=== Aim ===
Output the records exactly as they appear, with no pictures included.

Extracted data entries
- - -

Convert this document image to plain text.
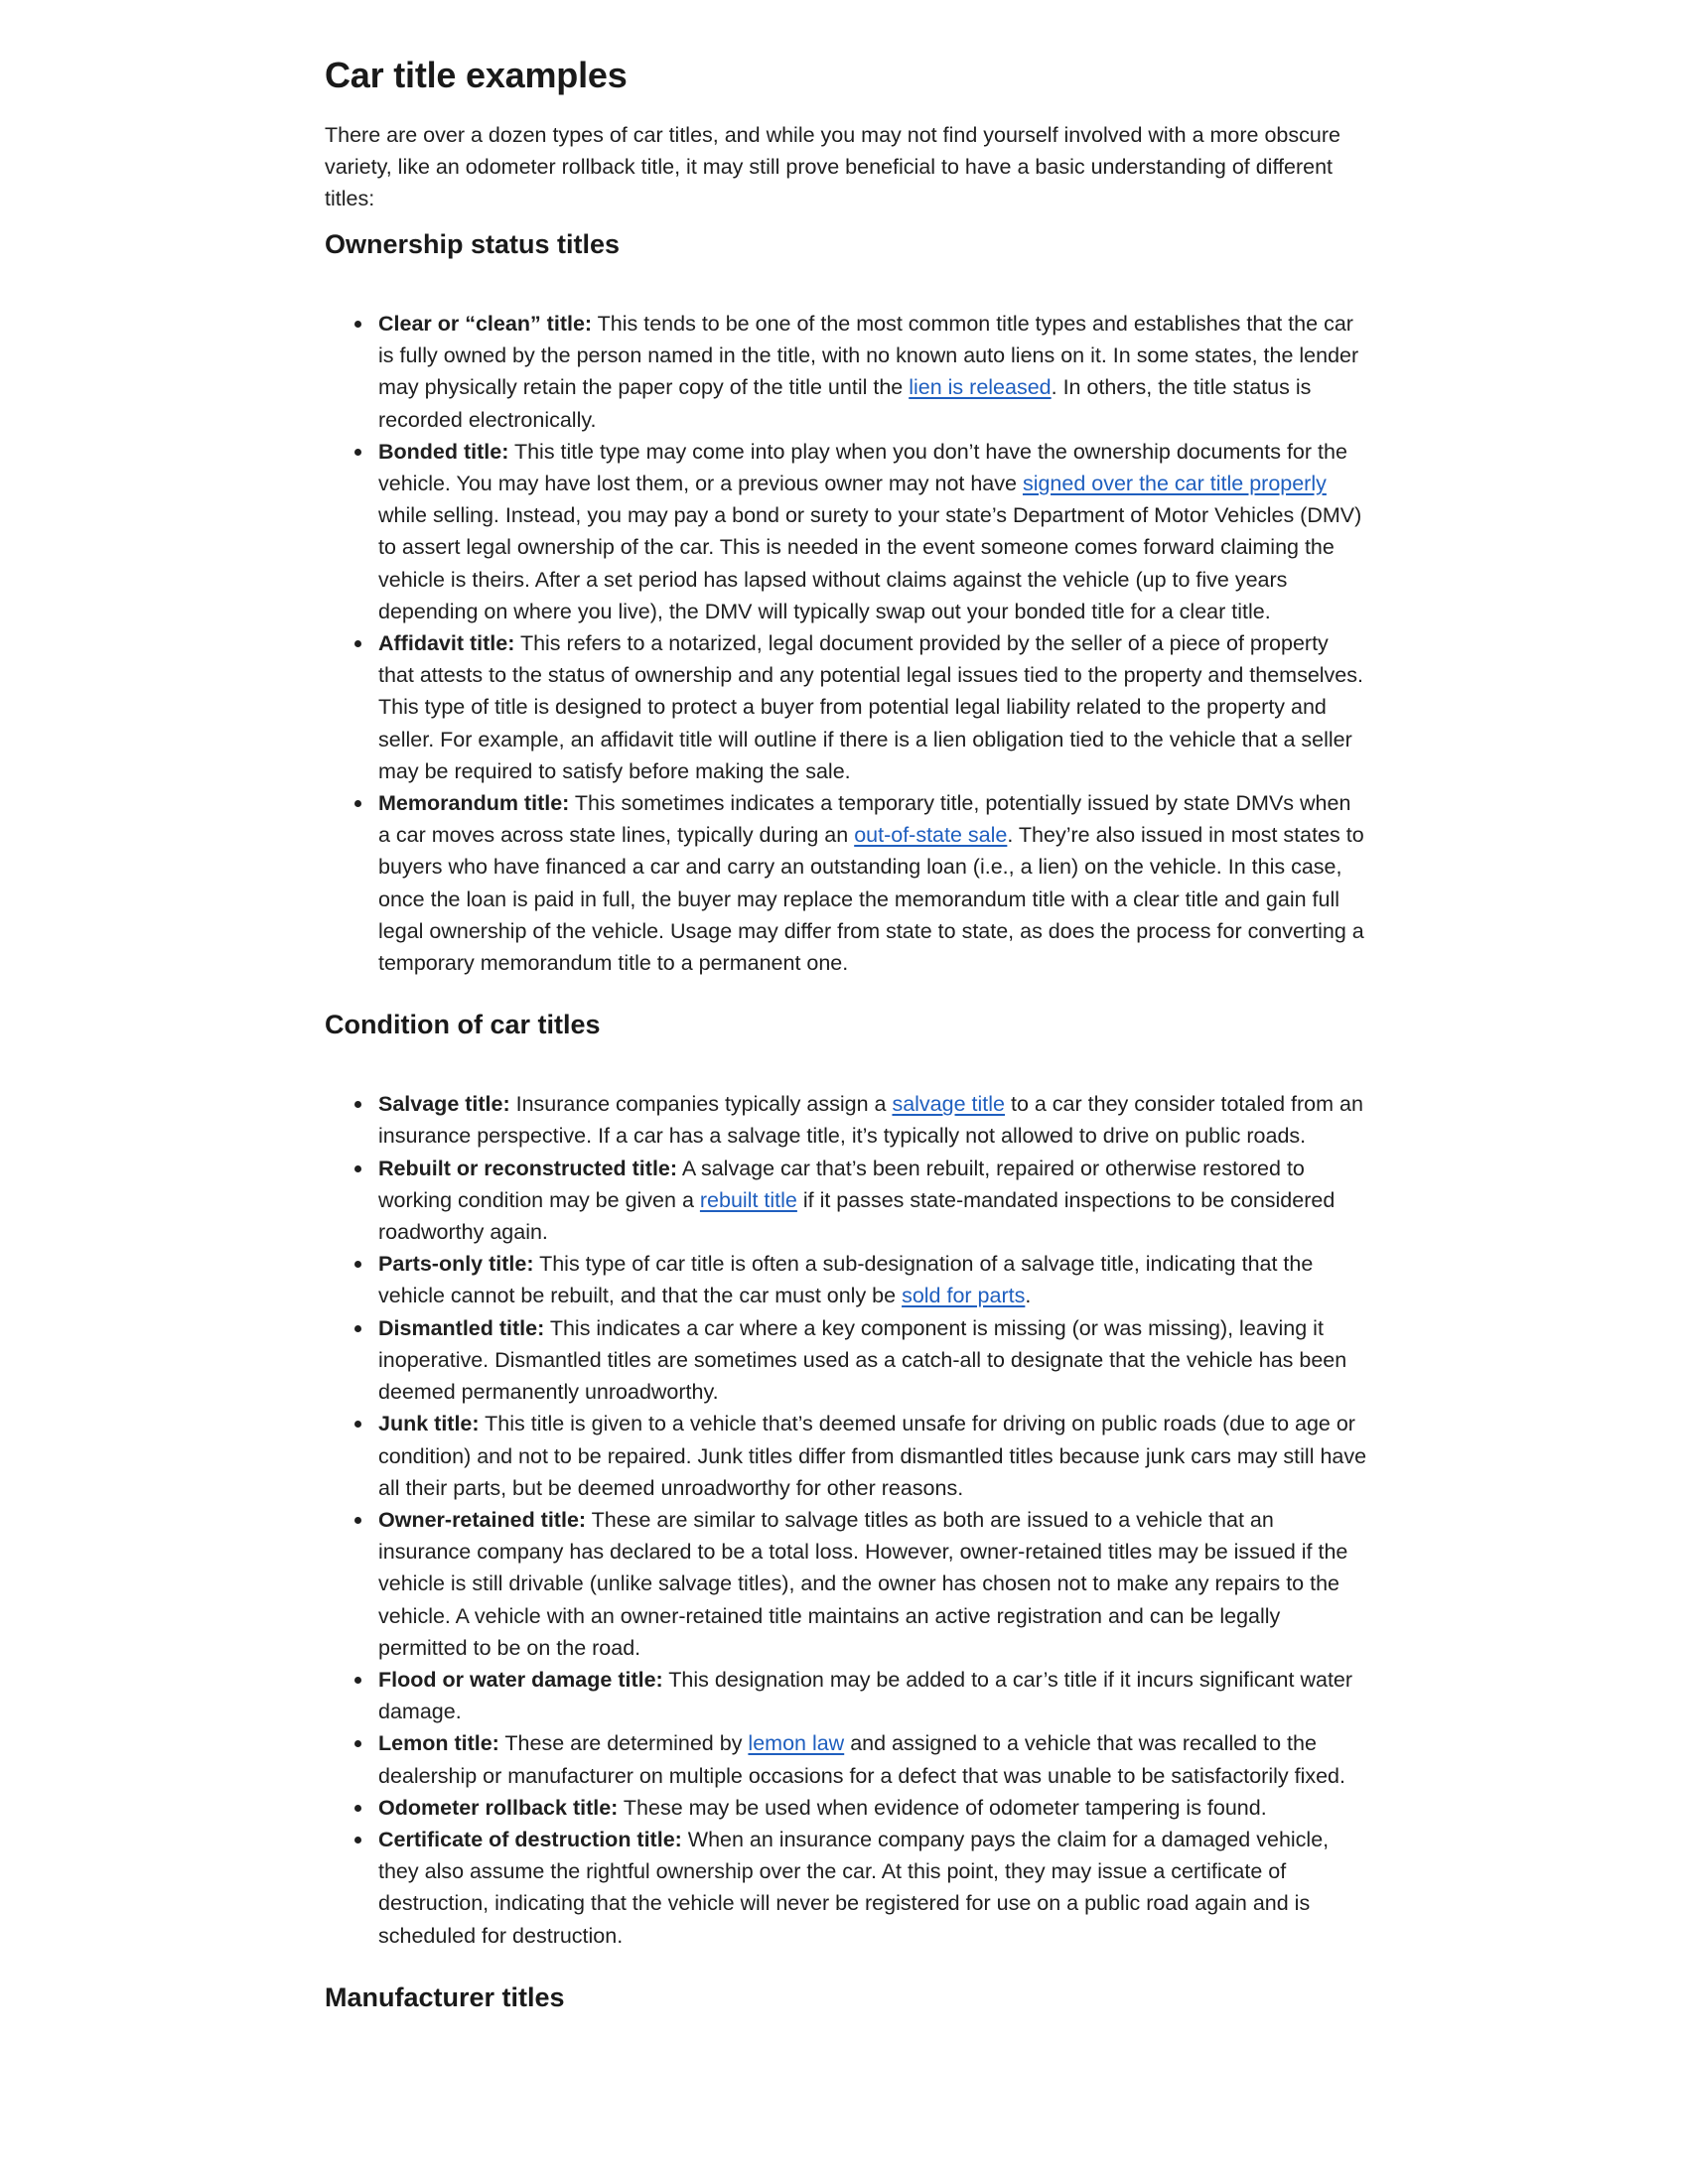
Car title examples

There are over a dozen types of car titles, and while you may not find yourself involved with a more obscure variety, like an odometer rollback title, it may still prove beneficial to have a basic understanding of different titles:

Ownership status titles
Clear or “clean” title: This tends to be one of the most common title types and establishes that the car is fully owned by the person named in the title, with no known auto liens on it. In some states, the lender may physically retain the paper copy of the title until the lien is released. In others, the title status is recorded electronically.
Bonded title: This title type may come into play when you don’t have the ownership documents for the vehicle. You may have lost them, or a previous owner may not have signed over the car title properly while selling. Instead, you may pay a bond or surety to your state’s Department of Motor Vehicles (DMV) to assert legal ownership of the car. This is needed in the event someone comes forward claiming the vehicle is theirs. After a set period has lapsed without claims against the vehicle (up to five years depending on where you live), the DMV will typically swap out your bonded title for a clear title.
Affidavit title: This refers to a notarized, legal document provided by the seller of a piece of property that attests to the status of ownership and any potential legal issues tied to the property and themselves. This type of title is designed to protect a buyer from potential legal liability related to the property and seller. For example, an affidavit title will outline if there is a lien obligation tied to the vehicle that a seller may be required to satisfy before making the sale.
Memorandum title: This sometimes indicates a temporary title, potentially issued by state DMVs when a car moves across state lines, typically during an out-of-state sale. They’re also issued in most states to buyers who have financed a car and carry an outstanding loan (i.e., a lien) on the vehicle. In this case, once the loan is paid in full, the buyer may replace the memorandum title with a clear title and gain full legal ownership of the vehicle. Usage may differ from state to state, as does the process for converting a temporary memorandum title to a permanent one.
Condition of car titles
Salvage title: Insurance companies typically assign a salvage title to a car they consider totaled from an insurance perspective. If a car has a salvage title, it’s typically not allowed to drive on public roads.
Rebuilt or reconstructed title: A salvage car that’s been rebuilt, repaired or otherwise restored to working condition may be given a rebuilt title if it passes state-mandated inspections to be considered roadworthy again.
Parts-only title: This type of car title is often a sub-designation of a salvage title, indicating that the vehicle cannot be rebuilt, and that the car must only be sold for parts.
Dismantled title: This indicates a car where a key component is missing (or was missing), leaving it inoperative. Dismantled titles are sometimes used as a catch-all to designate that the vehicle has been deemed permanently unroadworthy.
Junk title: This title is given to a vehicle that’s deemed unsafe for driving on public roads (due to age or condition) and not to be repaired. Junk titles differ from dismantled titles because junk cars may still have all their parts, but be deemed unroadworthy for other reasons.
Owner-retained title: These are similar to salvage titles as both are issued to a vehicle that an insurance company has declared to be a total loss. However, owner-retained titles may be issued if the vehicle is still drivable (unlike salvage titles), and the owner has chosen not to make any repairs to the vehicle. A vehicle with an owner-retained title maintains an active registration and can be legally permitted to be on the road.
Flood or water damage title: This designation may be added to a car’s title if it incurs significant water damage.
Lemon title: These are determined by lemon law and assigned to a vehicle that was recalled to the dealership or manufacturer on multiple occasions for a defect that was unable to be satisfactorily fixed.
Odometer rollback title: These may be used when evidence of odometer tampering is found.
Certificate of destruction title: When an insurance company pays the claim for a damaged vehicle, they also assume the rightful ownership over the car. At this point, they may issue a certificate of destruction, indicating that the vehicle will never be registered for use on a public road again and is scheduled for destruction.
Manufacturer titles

- - -

=== Correct result ===
Convert this document image to plain text.
Car title examples

There are over a dozen types of car titles, and while you may not find yourself involved with a more obscure variety, like an odometer rollback title, it may still prove beneficial to have a basic understanding of different titles:

Ownership status titles
Clear or “clean” title: This tends to be one of the most common title types and establishes that the car is fully owned by the person named in the title, with no known auto liens on it. In some states, the lender may physically retain the paper copy of the title until the lien is released. In others, the title status is recorded electronically.
Bonded title: This title type may come into play when you don’t have the ownership documents for the vehicle. You may have lost them, or a previous owner may not have signed over the car title properly while selling. Instead, you may pay a bond or surety to your state’s Department of Motor Vehicles (DMV) to assert legal ownership of the car. This is needed in the event someone comes forward claiming the vehicle is theirs. After a set period has lapsed without claims against the vehicle (up to five years depending on where you live), the DMV will typically swap out your bonded title for a clear title.
Affidavit title: This refers to a notarized, legal document provided by the seller of a piece of property that attests to the status of ownership and any potential legal issues tied to the property and themselves. This type of title is designed to protect a buyer from potential legal liability related to the property and seller. For example, an affidavit title will outline if there is a lien obligation tied to the vehicle that a seller may be required to satisfy before making the sale.
Memorandum title: This sometimes indicates a temporary title, potentially issued by state DMVs when a car moves across state lines, typically during an out-of-state sale. They’re also issued in most states to buyers who have financed a car and carry an outstanding loan (i.e., a lien) on the vehicle. In this case, once the loan is paid in full, the buyer may replace the memorandum title with a clear title and gain full legal ownership of the vehicle. Usage may differ from state to state, as does the process for converting a temporary memorandum title to a permanent one.
Condition of car titles
Salvage title: Insurance companies typically assign a salvage title to a car they consider totaled from an insurance perspective. If a car has a salvage title, it’s typically not allowed to drive on public roads.
Rebuilt or reconstructed title: A salvage car that’s been rebuilt, repaired or otherwise restored to working condition may be given a rebuilt title if it passes state-mandated inspections to be considered roadworthy again.
Parts-only title: This type of car title is often a sub-designation of a salvage title, indicating that the vehicle cannot be rebuilt, and that the car must only be sold for parts.
Dismantled title: This indicates a car where a key component is missing (or was missing), leaving it inoperative. Dismantled titles are sometimes used as a catch-all to designate that the vehicle has been deemed permanently unroadworthy.
Junk title: This title is given to a vehicle that’s deemed unsafe for driving on public roads (due to age or condition) and not to be repaired. Junk titles differ from dismantled titles because junk cars may still have all their parts, but be deemed unroadworthy for other reasons.
Owner-retained title: These are similar to salvage titles as both are issued to a vehicle that an insurance company has declared to be a total loss. However, owner-retained titles may be issued if the vehicle is still drivable (unlike salvage titles), and the owner has chosen not to make any repairs to the vehicle. A vehicle with an owner-retained title maintains an active registration and can be legally permitted to be on the road.
Flood or water damage title: This designation may be added to a car’s title if it incurs significant water damage.
Lemon title: These are determined by lemon law and assigned to a vehicle that was recalled to the dealership or manufacturer on multiple occasions for a defect that was unable to be satisfactorily fixed.
Odometer rollback title: These may be used when evidence of odometer tampering is found.
Certificate of destruction title: When an insurance company pays the claim for a damaged vehicle, they also assume the rightful ownership over the car. At this point, they may issue a certificate of destruction, indicating that the vehicle will never be registered for use on a public road again and is scheduled for destruction.
Manufacturer titles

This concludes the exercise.